- TO BE DONE: Write out the data below in full, unchanged, minus the images.

Stored entries
★ ★ ★ ★ ★
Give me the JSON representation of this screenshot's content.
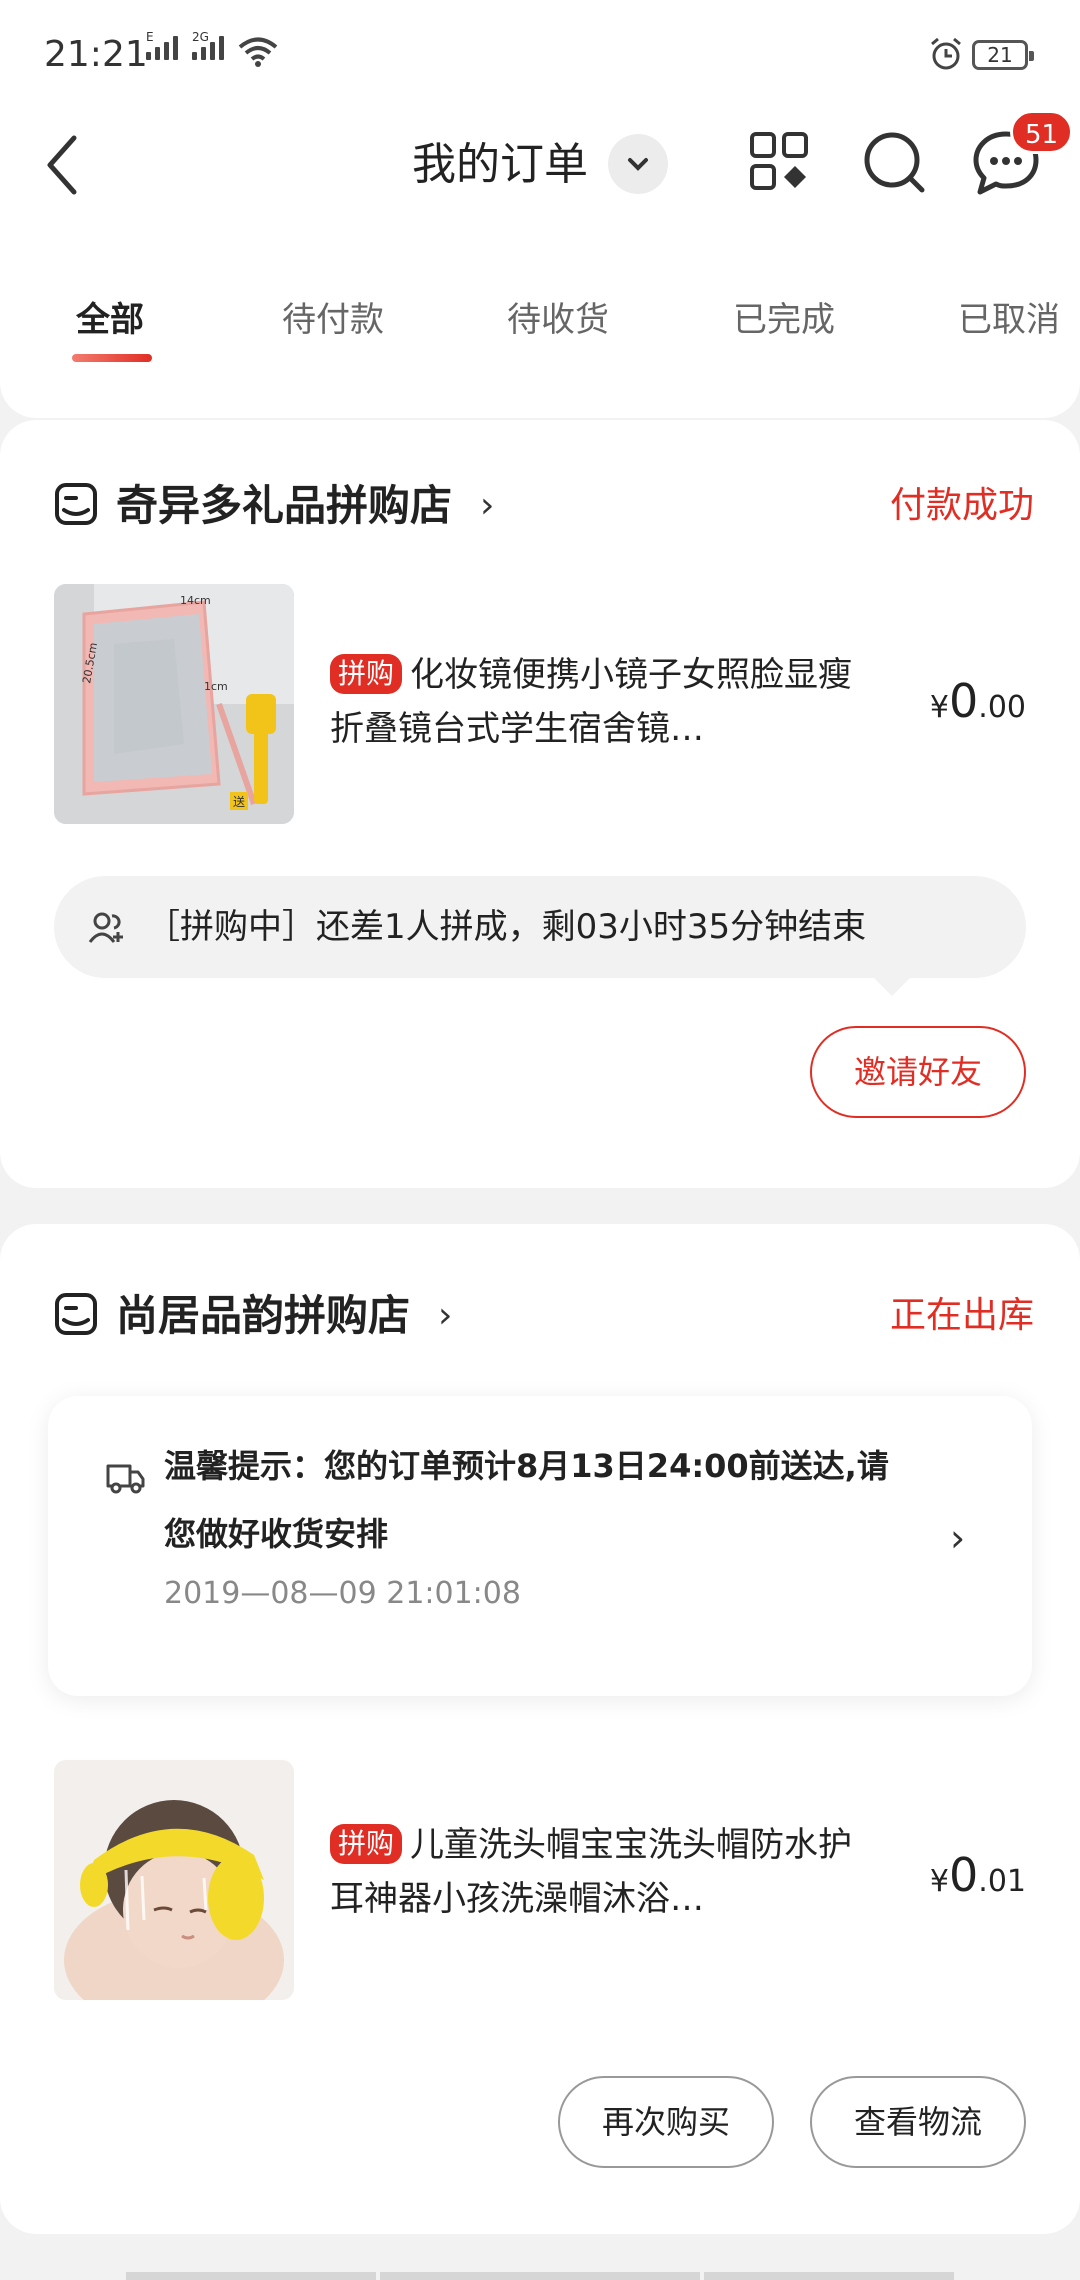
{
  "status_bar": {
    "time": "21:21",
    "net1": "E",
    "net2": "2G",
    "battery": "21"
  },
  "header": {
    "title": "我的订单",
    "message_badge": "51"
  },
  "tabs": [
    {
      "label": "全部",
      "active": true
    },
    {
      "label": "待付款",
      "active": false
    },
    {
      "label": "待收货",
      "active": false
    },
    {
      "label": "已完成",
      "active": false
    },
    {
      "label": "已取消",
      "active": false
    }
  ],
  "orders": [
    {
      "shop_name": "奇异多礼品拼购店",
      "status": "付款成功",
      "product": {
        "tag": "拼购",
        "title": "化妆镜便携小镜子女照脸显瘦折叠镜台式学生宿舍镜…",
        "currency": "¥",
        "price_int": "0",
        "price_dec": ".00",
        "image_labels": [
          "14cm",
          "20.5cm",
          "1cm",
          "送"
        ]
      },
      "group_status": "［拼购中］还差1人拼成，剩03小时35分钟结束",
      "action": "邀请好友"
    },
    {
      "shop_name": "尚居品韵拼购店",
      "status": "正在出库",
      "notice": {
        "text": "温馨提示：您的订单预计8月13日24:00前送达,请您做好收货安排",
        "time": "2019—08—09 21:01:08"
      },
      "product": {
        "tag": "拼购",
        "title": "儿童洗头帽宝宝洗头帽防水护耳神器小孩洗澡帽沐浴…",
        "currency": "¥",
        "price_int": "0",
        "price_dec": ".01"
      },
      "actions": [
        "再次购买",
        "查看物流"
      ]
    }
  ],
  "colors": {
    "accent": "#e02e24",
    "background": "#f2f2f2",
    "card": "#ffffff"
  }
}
★ ★ ★ ★ ★
- CORRECT OUTPUT:
Give me the JSON representation of this screenshot's content.
{
  "status_bar": {
    "time": "21:21",
    "net1": "E",
    "net2": "2G",
    "battery": "21"
  },
  "header": {
    "title": "我的订单",
    "message_badge": "51"
  },
  "tabs": [
    {
      "label": "全部",
      "active": true
    },
    {
      "label": "待付款",
      "active": false
    },
    {
      "label": "待收货",
      "active": false
    },
    {
      "label": "已完成",
      "active": false
    },
    {
      "label": "已取消",
      "active": false
    }
  ],
  "orders": [
    {
      "shop_name": "奇异多礼品拼购店",
      "status": "付款成功",
      "product": {
        "tag": "拼购",
        "title": "化妆镜便携小镜子女照脸显瘦折叠镜台式学生宿舍镜…",
        "currency": "¥",
        "price_int": "0",
        "price_dec": ".00",
        "image_labels": [
          "14cm",
          "20.5cm",
          "1cm",
          "送"
        ]
      },
      "group_status": "［拼购中］还差1人拼成，剩03小时35分钟结束",
      "action": "邀请好友"
    },
    {
      "shop_name": "尚居品韵拼购店",
      "status": "正在出库",
      "notice": {
        "text": "温馨提示：您的订单预计8月13日24:00前送达,请您做好收货安排",
        "time": "2019—08—09 21:01:08"
      },
      "product": {
        "tag": "拼购",
        "title": "儿童洗头帽宝宝洗头帽防水护耳神器小孩洗澡帽沐浴…",
        "currency": "¥",
        "price_int": "0",
        "price_dec": ".01"
      },
      "actions": [
        "再次购买",
        "查看物流"
      ]
    }
  ],
  "colors": {
    "accent": "#e02e24",
    "background": "#f2f2f2",
    "card": "#ffffff"
  }
}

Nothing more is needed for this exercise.